### Exercise directions
Find all the lines with "were" and gather them.

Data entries

+---+

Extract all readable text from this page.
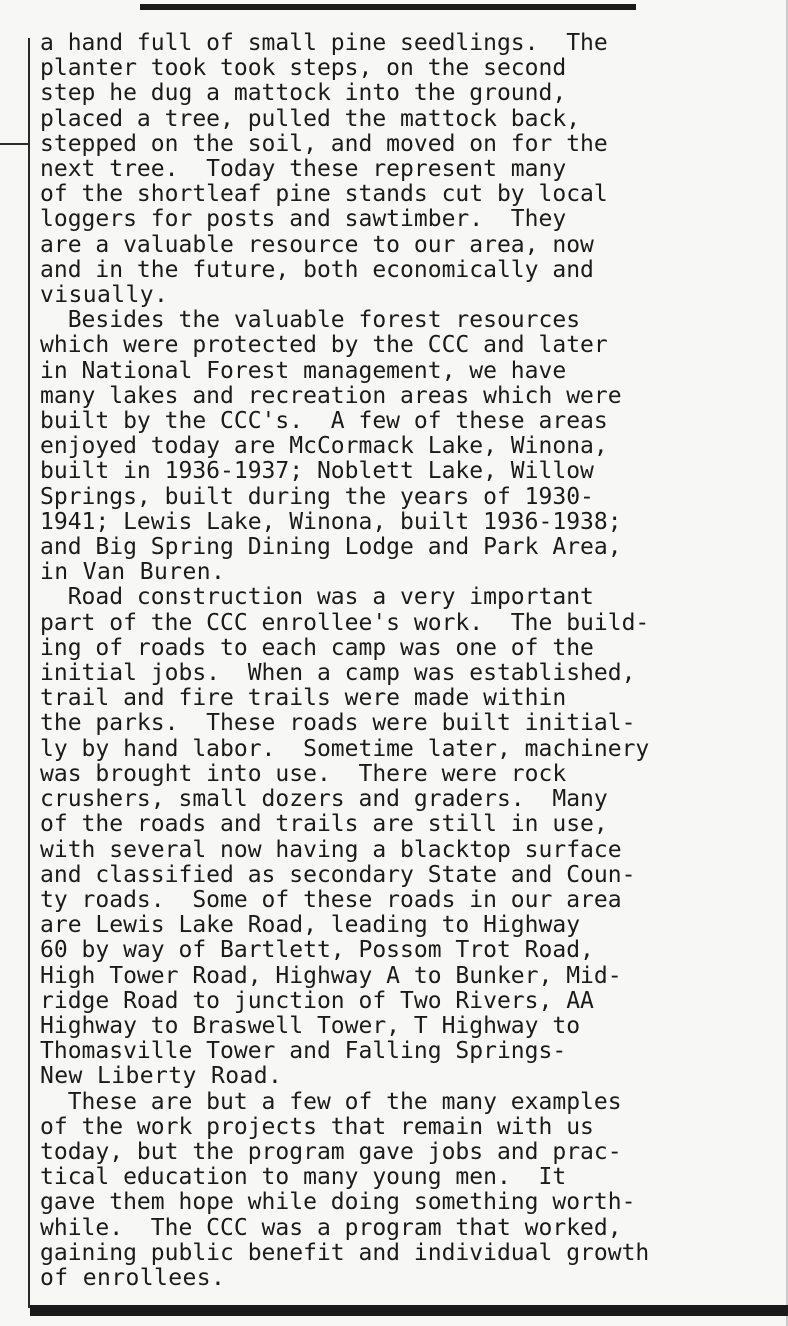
a hand full of small pine seedlings.  The
planter took took steps, on the second
step he dug a mattock into the ground,
placed a tree, pulled the mattock back,
stepped on the soil, and moved on for the
next tree.  Today these represent many
of the shortleaf pine stands cut by local
loggers for posts and sawtimber.  They
are a valuable resource to our area, now
and in the future, both economically and
visually.
Besides the valuable forest resources
which were protected by the CCC and later
in National Forest management, we have
many lakes and recreation areas which were
built by the CCC's.  A few of these areas
enjoyed today are McCormack Lake, Winona,
built in 1936-1937; Noblett Lake, Willow
Springs, built during the years of 1930-
1941; Lewis Lake, Winona, built 1936-1938;
and Big Spring Dining Lodge and Park Area,
in Van Buren.
Road construction was a very important
part of the CCC enrollee's work.  The build-
ing of roads to each camp was one of the
initial jobs.  When a camp was established,
trail and fire trails were made within
the parks.  These roads were built initial-
ly by hand labor.  Sometime later, machinery
was brought into use.  There were rock
crushers, small dozers and graders.  Many
of the roads and trails are still in use,
with several now having a blacktop surface
and classified as secondary State and Coun-
ty roads.  Some of these roads in our area
are Lewis Lake Road, leading to Highway
60 by way of Bartlett, Possom Trot Road,
High Tower Road, Highway A to Bunker, Mid-
ridge Road to junction of Two Rivers, AA
Highway to Braswell Tower, T Highway to
Thomasville Tower and Falling Springs-
New Liberty Road.
These are but a few of the many examples
of the work projects that remain with us
today, but the program gave jobs and prac-
tical education to many young men.  It
gave them hope while doing something worth-
while.  The CCC was a program that worked,
gaining public benefit and individual growth
of enrollees.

+---+

### Full output
which were protected by the CCC and later
many lakes and recreation areas which were
trail and fire trails were made within
the parks.  These roads were built initial-
was brought into use.  There were rock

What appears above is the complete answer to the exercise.